● Entries shown
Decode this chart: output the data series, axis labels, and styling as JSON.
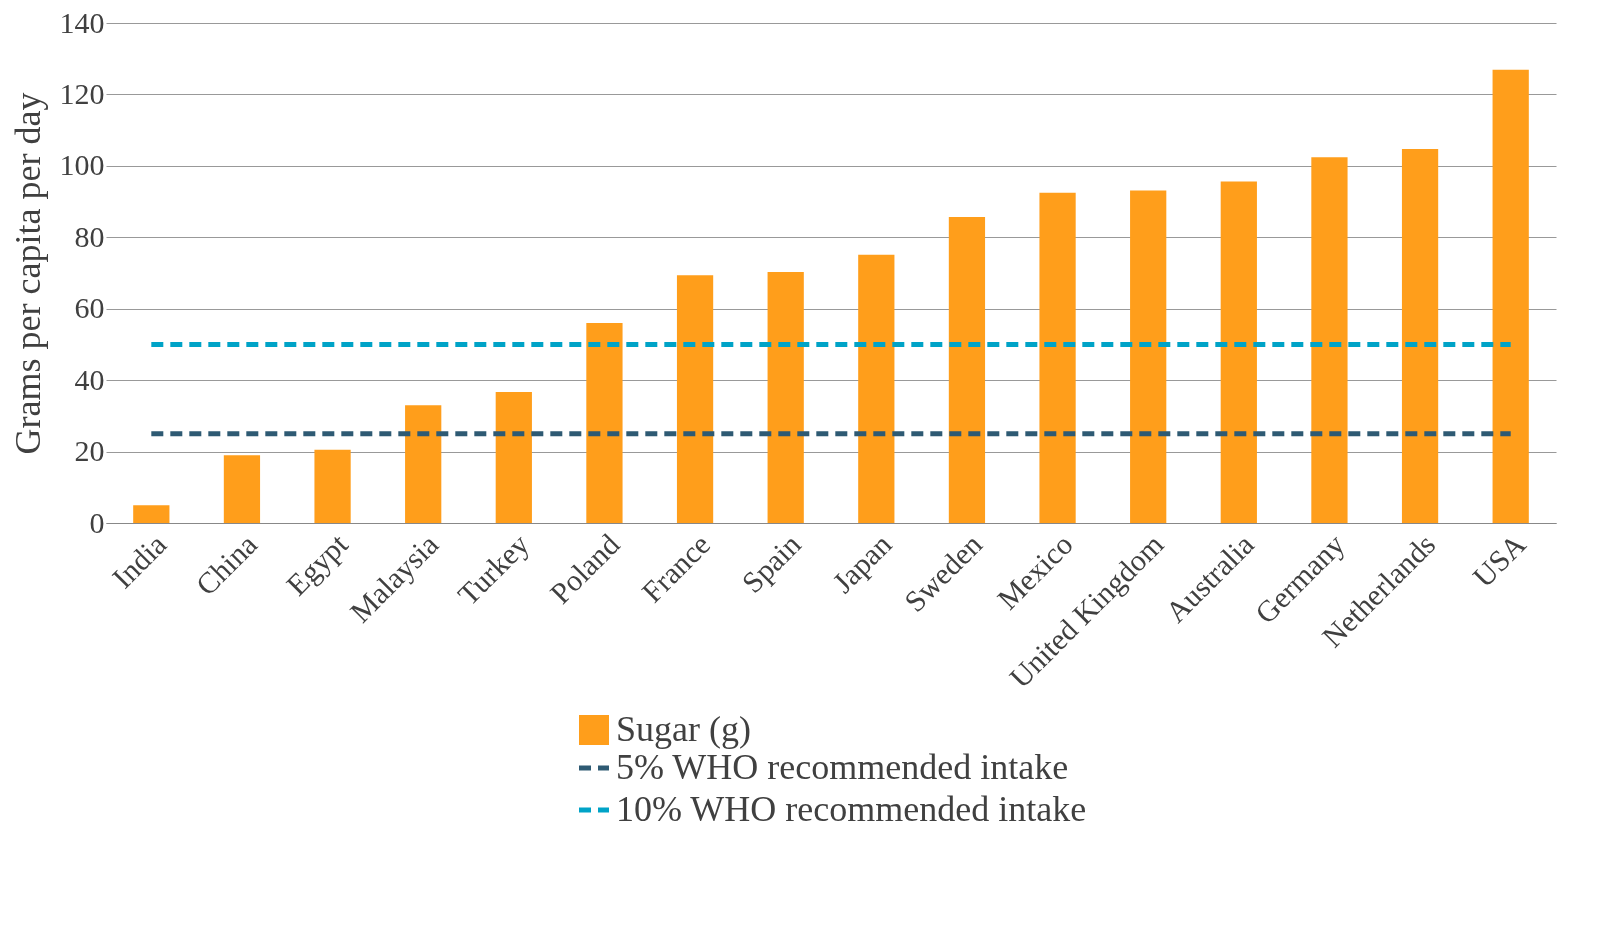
{
  "chart_data": {
    "type": "bar",
    "ylabel": "Grams per capita per day",
    "categories": [
      "India",
      "China",
      "Egypt",
      "Malaysia",
      "Turkey",
      "Poland",
      "France",
      "Spain",
      "Japan",
      "Sweden",
      "Mexico",
      "United Kingdom",
      "Australia",
      "Germany",
      "Netherlands",
      "USA"
    ],
    "series": [
      {
        "name": "Sugar (g)",
        "color": "#ff9e1b",
        "values": [
          5,
          19,
          20.5,
          33,
          36.7,
          56,
          69.4,
          70.3,
          75.1,
          85.7,
          92.5,
          93.1,
          95.6,
          102.4,
          104.7,
          126.9
        ]
      },
      {
        "name": "5% WHO recommended intake",
        "type": "line",
        "line_style": "dashed",
        "color": "#2e5a73",
        "values": [
          25,
          25,
          25,
          25,
          25,
          25,
          25,
          25,
          25,
          25,
          25,
          25,
          25,
          25,
          25,
          25
        ]
      },
      {
        "name": "10% WHO recommended intake",
        "type": "line",
        "line_style": "dashed",
        "color": "#00a3c7",
        "values": [
          50,
          50,
          50,
          50,
          50,
          50,
          50,
          50,
          50,
          50,
          50,
          50,
          50,
          50,
          50,
          50
        ]
      }
    ],
    "ylim": [
      0,
      140
    ],
    "yticks": [
      0,
      20,
      40,
      60,
      80,
      100,
      120,
      140
    ],
    "grid": "y",
    "legend": "bottom"
  }
}
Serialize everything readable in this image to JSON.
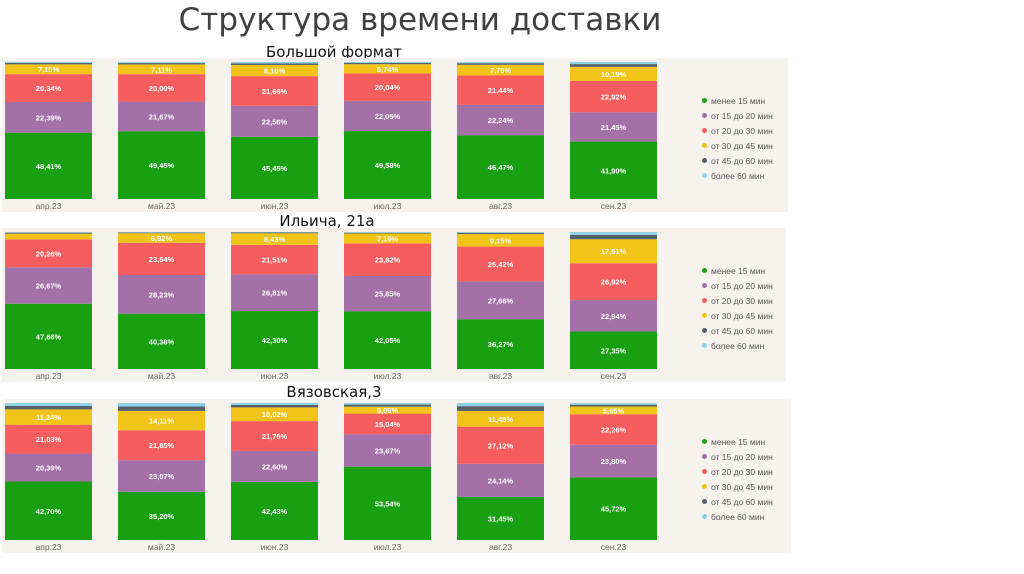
{
  "page_title": "Структура времени доставки",
  "colors": {
    "lt15": "#18a012",
    "15_20": "#a470a8",
    "20_30": "#f65d5e",
    "30_45": "#f2c318",
    "45_60": "#56606a",
    "gt60": "#8fd2e6"
  },
  "legend": [
    {
      "key": "lt15",
      "label": "менее 15 мин"
    },
    {
      "key": "15_20",
      "label": "от 15 до 20 мин"
    },
    {
      "key": "20_30",
      "label": "от 20 до 30 мин"
    },
    {
      "key": "30_45",
      "label": "от 30 до 45 мин"
    },
    {
      "key": "45_60",
      "label": "от 45 до 60 мин"
    },
    {
      "key": "gt60",
      "label": "более 60 мин"
    }
  ],
  "chart_data": [
    {
      "type": "bar",
      "stacked": true,
      "title": "Большой формат",
      "categories": [
        "апр.23",
        "май.23",
        "июн.23",
        "июл.23",
        "авг.23",
        "сен.23"
      ],
      "series": [
        {
          "key": "lt15",
          "name": "менее 15 мин",
          "values": [
            48.41,
            49.45,
            45.45,
            49.58,
            46.47,
            41.9
          ],
          "labels": [
            "48,41%",
            "49,45%",
            "45,45%",
            "49,58%",
            "46,47%",
            "41,90%"
          ]
        },
        {
          "key": "15_20",
          "name": "от 15 до 20 мин",
          "values": [
            22.39,
            21.67,
            22.56,
            22.05,
            22.24,
            21.45
          ],
          "labels": [
            "22,39%",
            "21,67%",
            "22,56%",
            "22,05%",
            "22,24%",
            "21,45%"
          ]
        },
        {
          "key": "20_30",
          "name": "от 20 до 30 мин",
          "values": [
            20.34,
            20.0,
            21.66,
            20.04,
            21.44,
            22.92
          ],
          "labels": [
            "20,34%",
            "20,00%",
            "21,66%",
            "20,04%",
            "21,44%",
            "22,92%"
          ]
        },
        {
          "key": "30_45",
          "name": "от 30 до 45 мин",
          "values": [
            7.15,
            7.11,
            8.18,
            6.74,
            7.79,
            10.19
          ],
          "labels": [
            "7,15%",
            "7,11%",
            "8,18%",
            "6,74%",
            "7,79%",
            "10,19%"
          ]
        },
        {
          "key": "45_60",
          "name": "от 45 до 60 мин",
          "values": [
            1.0,
            1.0,
            1.2,
            0.9,
            1.2,
            2.0
          ],
          "labels": [
            "",
            "",
            "",
            "",
            "",
            ""
          ]
        },
        {
          "key": "gt60",
          "name": "более 60 мин",
          "values": [
            0.7,
            0.8,
            0.95,
            0.69,
            0.86,
            1.64
          ],
          "labels": [
            "",
            "",
            "",
            "",
            "",
            ""
          ]
        }
      ],
      "ylim": [
        0,
        100
      ],
      "legend_position": "right"
    },
    {
      "type": "bar",
      "stacked": true,
      "title": "Ильича, 21а",
      "categories": [
        "апр.23",
        "май.23",
        "июн.23",
        "июл.23",
        "авг.23",
        "сен.23"
      ],
      "series": [
        {
          "key": "lt15",
          "name": "менее 15 мин",
          "values": [
            47.66,
            40.38,
            42.3,
            42.05,
            36.27,
            27.35
          ],
          "labels": [
            "47,66%",
            "40,38%",
            "42,30%",
            "42,05%",
            "36,27%",
            "27,35%"
          ]
        },
        {
          "key": "15_20",
          "name": "от 15 до 20 мин",
          "values": [
            26.67,
            28.23,
            26.81,
            25.85,
            27.66,
            22.94
          ],
          "labels": [
            "26,67%",
            "28,23%",
            "26,81%",
            "25,85%",
            "27,66%",
            "22,94%"
          ]
        },
        {
          "key": "20_30",
          "name": "от 20 до 30 мин",
          "values": [
            20.26,
            23.54,
            21.51,
            23.82,
            25.42,
            26.92
          ],
          "labels": [
            "20,26%",
            "23,54%",
            "21,51%",
            "23,82%",
            "25,42%",
            "26,92%"
          ]
        },
        {
          "key": "30_45",
          "name": "от 30 до 45 мин",
          "values": [
            4.2,
            6.92,
            8.43,
            7.19,
            9.15,
            17.51
          ],
          "labels": [
            "",
            "6,92%",
            "8,43%",
            "7,19%",
            "9,15%",
            "17,51%"
          ]
        },
        {
          "key": "45_60",
          "name": "от 45 до 60 мин",
          "values": [
            0.7,
            0.5,
            0.6,
            0.5,
            0.9,
            3.2
          ],
          "labels": [
            "",
            "",
            "",
            "",
            "",
            ""
          ]
        },
        {
          "key": "gt60",
          "name": "более 60 мин",
          "values": [
            0.51,
            0.43,
            0.35,
            0.59,
            0.6,
            2.08
          ],
          "labels": [
            "",
            "",
            "",
            "",
            "",
            ""
          ]
        }
      ],
      "ylim": [
        0,
        100
      ],
      "legend_position": "right"
    },
    {
      "type": "bar",
      "stacked": true,
      "title": "Вязовская,3",
      "categories": [
        "апр.23",
        "май.23",
        "июн.23",
        "июл.23",
        "авг.23",
        "сен.23"
      ],
      "series": [
        {
          "key": "lt15",
          "name": "менее 15 мин",
          "values": [
            42.7,
            35.2,
            42.43,
            53.54,
            31.45,
            45.72
          ],
          "labels": [
            "42,70%",
            "35,20%",
            "42,43%",
            "53,54%",
            "31,45%",
            "45,72%"
          ]
        },
        {
          "key": "15_20",
          "name": "от 15 до 20 мин",
          "values": [
            20.39,
            23.07,
            22.6,
            23.67,
            24.14,
            23.8
          ],
          "labels": [
            "20,39%",
            "23,07%",
            "22,60%",
            "23,67%",
            "24,14%",
            "23,80%"
          ]
        },
        {
          "key": "20_30",
          "name": "от 20 до 30 мин",
          "values": [
            21.03,
            21.85,
            21.75,
            15.04,
            27.12,
            22.26
          ],
          "labels": [
            "21,03%",
            "21,85%",
            "21,75%",
            "15,04%",
            "27,12%",
            "22,26%"
          ]
        },
        {
          "key": "30_45",
          "name": "от 30 до 45 мин",
          "values": [
            11.24,
            14.11,
            10.02,
            5.09,
            11.48,
            5.65
          ],
          "labels": [
            "11,24%",
            "14,11%",
            "10,02%",
            "5,09%",
            "11,48%",
            "5,65%"
          ]
        },
        {
          "key": "45_60",
          "name": "от 45 до 60 мин",
          "values": [
            2.5,
            3.2,
            1.8,
            1.5,
            3.5,
            1.3
          ],
          "labels": [
            "",
            "",
            "",
            "",
            "",
            ""
          ]
        },
        {
          "key": "gt60",
          "name": "более 60 мин",
          "values": [
            2.14,
            2.57,
            1.4,
            1.16,
            2.31,
            1.27
          ],
          "labels": [
            "",
            "",
            "",
            "",
            "",
            ""
          ]
        }
      ],
      "ylim": [
        0,
        100
      ],
      "legend_position": "right"
    }
  ]
}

● Your task
Search the data above for the word "JSON", then gather each line in which it appears.

● Answer for the task
Decode this chart: output the data series, axis labels, and styling as JSON.
Serialize everything readable in this image to JSON.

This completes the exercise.